### EXTRACTED MATERIAL
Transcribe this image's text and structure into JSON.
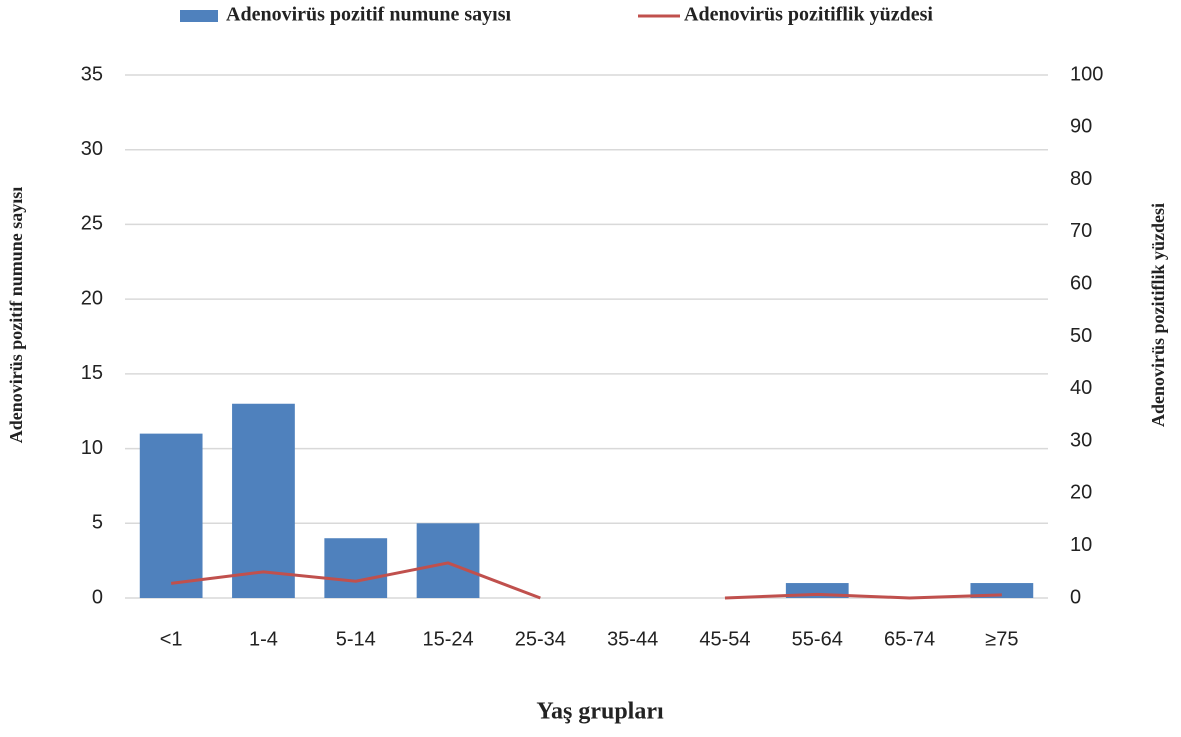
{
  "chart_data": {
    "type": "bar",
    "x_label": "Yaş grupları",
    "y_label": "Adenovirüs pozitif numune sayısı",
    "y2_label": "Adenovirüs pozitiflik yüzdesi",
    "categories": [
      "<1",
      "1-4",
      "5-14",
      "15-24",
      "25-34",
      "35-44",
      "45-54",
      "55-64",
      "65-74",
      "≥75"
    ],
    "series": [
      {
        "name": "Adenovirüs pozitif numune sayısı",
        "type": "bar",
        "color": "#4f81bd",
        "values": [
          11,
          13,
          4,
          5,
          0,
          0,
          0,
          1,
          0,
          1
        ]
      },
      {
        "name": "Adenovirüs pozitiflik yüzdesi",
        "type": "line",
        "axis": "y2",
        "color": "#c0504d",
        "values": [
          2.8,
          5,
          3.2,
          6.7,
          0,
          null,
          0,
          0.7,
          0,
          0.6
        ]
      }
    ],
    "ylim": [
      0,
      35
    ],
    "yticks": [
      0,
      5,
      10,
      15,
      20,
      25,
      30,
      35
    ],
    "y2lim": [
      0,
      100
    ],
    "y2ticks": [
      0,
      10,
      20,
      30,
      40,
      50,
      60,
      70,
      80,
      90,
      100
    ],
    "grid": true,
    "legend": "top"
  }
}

### PROBLEM TO SOLVE
Go through the listing above and quote it exactly, apart from its images.

### REPLY TO THE TASK
Transcribe this image's text and structure into JSON.
{
  "chart_data": {
    "type": "bar",
    "x_label": "Yaş grupları",
    "y_label": "Adenovirüs pozitif numune sayısı",
    "y2_label": "Adenovirüs pozitiflik yüzdesi",
    "categories": [
      "<1",
      "1-4",
      "5-14",
      "15-24",
      "25-34",
      "35-44",
      "45-54",
      "55-64",
      "65-74",
      "≥75"
    ],
    "series": [
      {
        "name": "Adenovirüs pozitif numune sayısı",
        "type": "bar",
        "color": "#4f81bd",
        "values": [
          11,
          13,
          4,
          5,
          0,
          0,
          0,
          1,
          0,
          1
        ]
      },
      {
        "name": "Adenovirüs pozitiflik yüzdesi",
        "type": "line",
        "axis": "y2",
        "color": "#c0504d",
        "values": [
          2.8,
          5,
          3.2,
          6.7,
          0,
          null,
          0,
          0.7,
          0,
          0.6
        ]
      }
    ],
    "ylim": [
      0,
      35
    ],
    "yticks": [
      0,
      5,
      10,
      15,
      20,
      25,
      30,
      35
    ],
    "y2lim": [
      0,
      100
    ],
    "y2ticks": [
      0,
      10,
      20,
      30,
      40,
      50,
      60,
      70,
      80,
      90,
      100
    ],
    "grid": true,
    "legend": "top"
  }
}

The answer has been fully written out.